YOUR GOAL: Reproduce the data below in full and exclude every picture.

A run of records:
______

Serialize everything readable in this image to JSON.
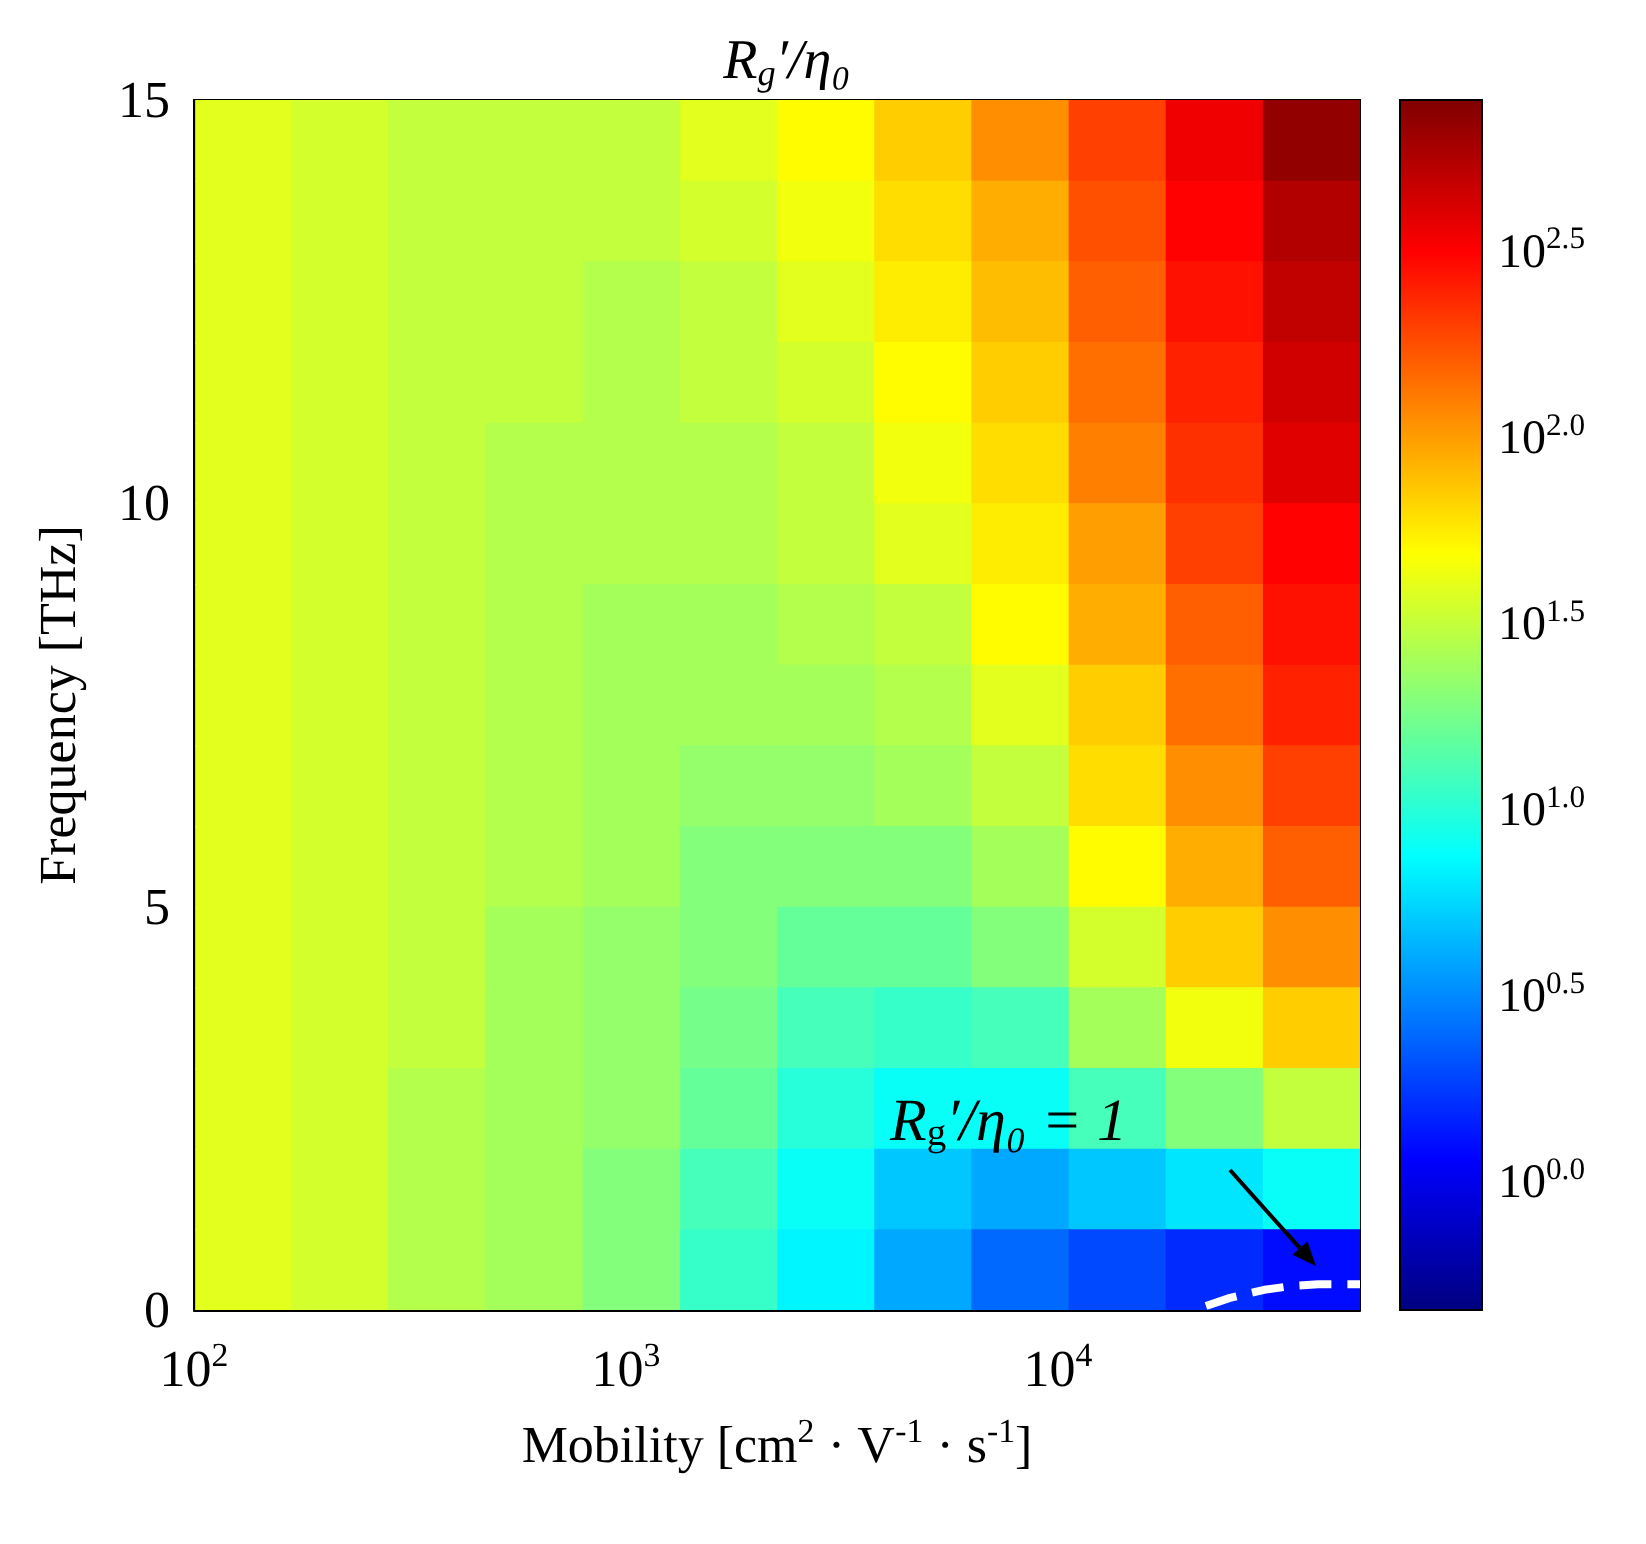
{
  "chart_data": {
    "type": "heatmap",
    "title": "R$_{g}$′/η₀",
    "xlabel": "Mobility [cm$^{2}$ · V$^{-1}$ · s$^{-1}$]",
    "ylabel": "Frequency [THz]",
    "x": [
      130,
      217,
      365,
      612,
      1030,
      1730,
      2900,
      4860,
      8170,
      13700,
      23000,
      38600
    ],
    "y": [
      14.5,
      13.5,
      12.5,
      11.5,
      10.5,
      9.5,
      8.5,
      7.5,
      6.5,
      5.5,
      4.5,
      3.5,
      2.5,
      1.5,
      0.5
    ],
    "cells": [
      [
        1.6,
        1.55,
        1.5,
        1.5,
        1.5,
        1.6,
        1.7,
        1.85,
        2.05,
        2.3,
        2.55,
        2.85
      ],
      [
        1.6,
        1.55,
        1.5,
        1.5,
        1.5,
        1.55,
        1.65,
        1.8,
        1.95,
        2.25,
        2.5,
        2.75
      ],
      [
        1.6,
        1.55,
        1.5,
        1.5,
        1.45,
        1.5,
        1.6,
        1.75,
        1.9,
        2.2,
        2.45,
        2.7
      ],
      [
        1.6,
        1.55,
        1.5,
        1.5,
        1.45,
        1.5,
        1.55,
        1.7,
        1.85,
        2.15,
        2.4,
        2.65
      ],
      [
        1.6,
        1.55,
        1.5,
        1.45,
        1.45,
        1.45,
        1.5,
        1.65,
        1.8,
        2.1,
        2.35,
        2.6
      ],
      [
        1.6,
        1.55,
        1.5,
        1.45,
        1.45,
        1.45,
        1.5,
        1.6,
        1.75,
        2.0,
        2.3,
        2.5
      ],
      [
        1.6,
        1.55,
        1.5,
        1.45,
        1.4,
        1.4,
        1.45,
        1.5,
        1.7,
        1.95,
        2.2,
        2.45
      ],
      [
        1.6,
        1.55,
        1.5,
        1.45,
        1.4,
        1.4,
        1.4,
        1.45,
        1.6,
        1.85,
        2.15,
        2.4
      ],
      [
        1.6,
        1.55,
        1.5,
        1.45,
        1.4,
        1.35,
        1.35,
        1.4,
        1.5,
        1.8,
        2.05,
        2.3
      ],
      [
        1.6,
        1.55,
        1.5,
        1.45,
        1.4,
        1.3,
        1.3,
        1.3,
        1.4,
        1.7,
        1.95,
        2.2
      ],
      [
        1.6,
        1.55,
        1.5,
        1.4,
        1.35,
        1.3,
        1.2,
        1.2,
        1.3,
        1.55,
        1.85,
        2.05
      ],
      [
        1.6,
        1.55,
        1.5,
        1.4,
        1.35,
        1.25,
        1.1,
        1.05,
        1.1,
        1.4,
        1.65,
        1.85
      ],
      [
        1.6,
        1.55,
        1.45,
        1.4,
        1.35,
        1.2,
        1.0,
        0.9,
        0.9,
        1.1,
        1.3,
        1.5
      ],
      [
        1.6,
        1.55,
        1.45,
        1.4,
        1.3,
        1.1,
        0.9,
        0.7,
        0.6,
        0.7,
        0.8,
        0.9
      ],
      [
        1.6,
        1.55,
        1.45,
        1.4,
        1.3,
        1.05,
        0.85,
        0.6,
        0.4,
        0.3,
        0.2,
        0.1
      ]
    ],
    "series": [
      {
        "type": "line",
        "color": "#ffffff",
        "line_style": "dashed",
        "x": [
          22000,
          25000,
          30000,
          35000,
          40000,
          50000
        ],
        "values": [
          0.05,
          0.15,
          0.25,
          0.3,
          0.32,
          0.32
        ]
      }
    ],
    "xlim": [
      100,
      50000
    ],
    "xticks": [
      {
        "value": 100,
        "label": "10$^{2}$"
      },
      {
        "value": 1000,
        "label": "10$^{3}$"
      },
      {
        "value": 10000,
        "label": "10$^{4}$"
      }
    ],
    "ylim": [
      0,
      15
    ],
    "yticks": [
      0,
      5,
      10,
      15
    ],
    "log": "x",
    "clim": [
      -0.34,
      2.91
    ],
    "cticks": [
      {
        "value": 0,
        "label": "10$^{0.0}$"
      },
      {
        "value": 0.5,
        "label": "10$^{0.5}$"
      },
      {
        "value": 1,
        "label": "10$^{1.0}$"
      },
      {
        "value": 1.5,
        "label": "10$^{1.5}$"
      },
      {
        "value": 2,
        "label": "10$^{2.0}$"
      },
      {
        "value": 2.5,
        "label": "10$^{2.5}$"
      }
    ],
    "annotations": [
      "R$_{g}$′/η₀ = 1"
    ]
  }
}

______

COMPLETE ANSWER:
Serialize everything readable in this image to JSON.
{
  "chart_data": {
    "type": "heatmap",
    "title": "R$_{g}$′/η₀",
    "xlabel": "Mobility [cm$^{2}$ · V$^{-1}$ · s$^{-1}$]",
    "ylabel": "Frequency [THz]",
    "x": [
      130,
      217,
      365,
      612,
      1030,
      1730,
      2900,
      4860,
      8170,
      13700,
      23000,
      38600
    ],
    "y": [
      14.5,
      13.5,
      12.5,
      11.5,
      10.5,
      9.5,
      8.5,
      7.5,
      6.5,
      5.5,
      4.5,
      3.5,
      2.5,
      1.5,
      0.5
    ],
    "cells": [
      [
        1.6,
        1.55,
        1.5,
        1.5,
        1.5,
        1.6,
        1.7,
        1.85,
        2.05,
        2.3,
        2.55,
        2.85
      ],
      [
        1.6,
        1.55,
        1.5,
        1.5,
        1.5,
        1.55,
        1.65,
        1.8,
        1.95,
        2.25,
        2.5,
        2.75
      ],
      [
        1.6,
        1.55,
        1.5,
        1.5,
        1.45,
        1.5,
        1.6,
        1.75,
        1.9,
        2.2,
        2.45,
        2.7
      ],
      [
        1.6,
        1.55,
        1.5,
        1.5,
        1.45,
        1.5,
        1.55,
        1.7,
        1.85,
        2.15,
        2.4,
        2.65
      ],
      [
        1.6,
        1.55,
        1.5,
        1.45,
        1.45,
        1.45,
        1.5,
        1.65,
        1.8,
        2.1,
        2.35,
        2.6
      ],
      [
        1.6,
        1.55,
        1.5,
        1.45,
        1.45,
        1.45,
        1.5,
        1.6,
        1.75,
        2.0,
        2.3,
        2.5
      ],
      [
        1.6,
        1.55,
        1.5,
        1.45,
        1.4,
        1.4,
        1.45,
        1.5,
        1.7,
        1.95,
        2.2,
        2.45
      ],
      [
        1.6,
        1.55,
        1.5,
        1.45,
        1.4,
        1.4,
        1.4,
        1.45,
        1.6,
        1.85,
        2.15,
        2.4
      ],
      [
        1.6,
        1.55,
        1.5,
        1.45,
        1.4,
        1.35,
        1.35,
        1.4,
        1.5,
        1.8,
        2.05,
        2.3
      ],
      [
        1.6,
        1.55,
        1.5,
        1.45,
        1.4,
        1.3,
        1.3,
        1.3,
        1.4,
        1.7,
        1.95,
        2.2
      ],
      [
        1.6,
        1.55,
        1.5,
        1.4,
        1.35,
        1.3,
        1.2,
        1.2,
        1.3,
        1.55,
        1.85,
        2.05
      ],
      [
        1.6,
        1.55,
        1.5,
        1.4,
        1.35,
        1.25,
        1.1,
        1.05,
        1.1,
        1.4,
        1.65,
        1.85
      ],
      [
        1.6,
        1.55,
        1.45,
        1.4,
        1.35,
        1.2,
        1.0,
        0.9,
        0.9,
        1.1,
        1.3,
        1.5
      ],
      [
        1.6,
        1.55,
        1.45,
        1.4,
        1.3,
        1.1,
        0.9,
        0.7,
        0.6,
        0.7,
        0.8,
        0.9
      ],
      [
        1.6,
        1.55,
        1.45,
        1.4,
        1.3,
        1.05,
        0.85,
        0.6,
        0.4,
        0.3,
        0.2,
        0.1
      ]
    ],
    "series": [
      {
        "type": "line",
        "color": "#ffffff",
        "line_style": "dashed",
        "x": [
          22000,
          25000,
          30000,
          35000,
          40000,
          50000
        ],
        "values": [
          0.05,
          0.15,
          0.25,
          0.3,
          0.32,
          0.32
        ]
      }
    ],
    "xlim": [
      100,
      50000
    ],
    "xticks": [
      {
        "value": 100,
        "label": "10$^{2}$"
      },
      {
        "value": 1000,
        "label": "10$^{3}$"
      },
      {
        "value": 10000,
        "label": "10$^{4}$"
      }
    ],
    "ylim": [
      0,
      15
    ],
    "yticks": [
      0,
      5,
      10,
      15
    ],
    "log": "x",
    "clim": [
      -0.34,
      2.91
    ],
    "cticks": [
      {
        "value": 0,
        "label": "10$^{0.0}$"
      },
      {
        "value": 0.5,
        "label": "10$^{0.5}$"
      },
      {
        "value": 1,
        "label": "10$^{1.0}$"
      },
      {
        "value": 1.5,
        "label": "10$^{1.5}$"
      },
      {
        "value": 2,
        "label": "10$^{2.0}$"
      },
      {
        "value": 2.5,
        "label": "10$^{2.5}$"
      }
    ],
    "annotations": [
      "R$_{g}$′/η₀ = 1"
    ]
  }
}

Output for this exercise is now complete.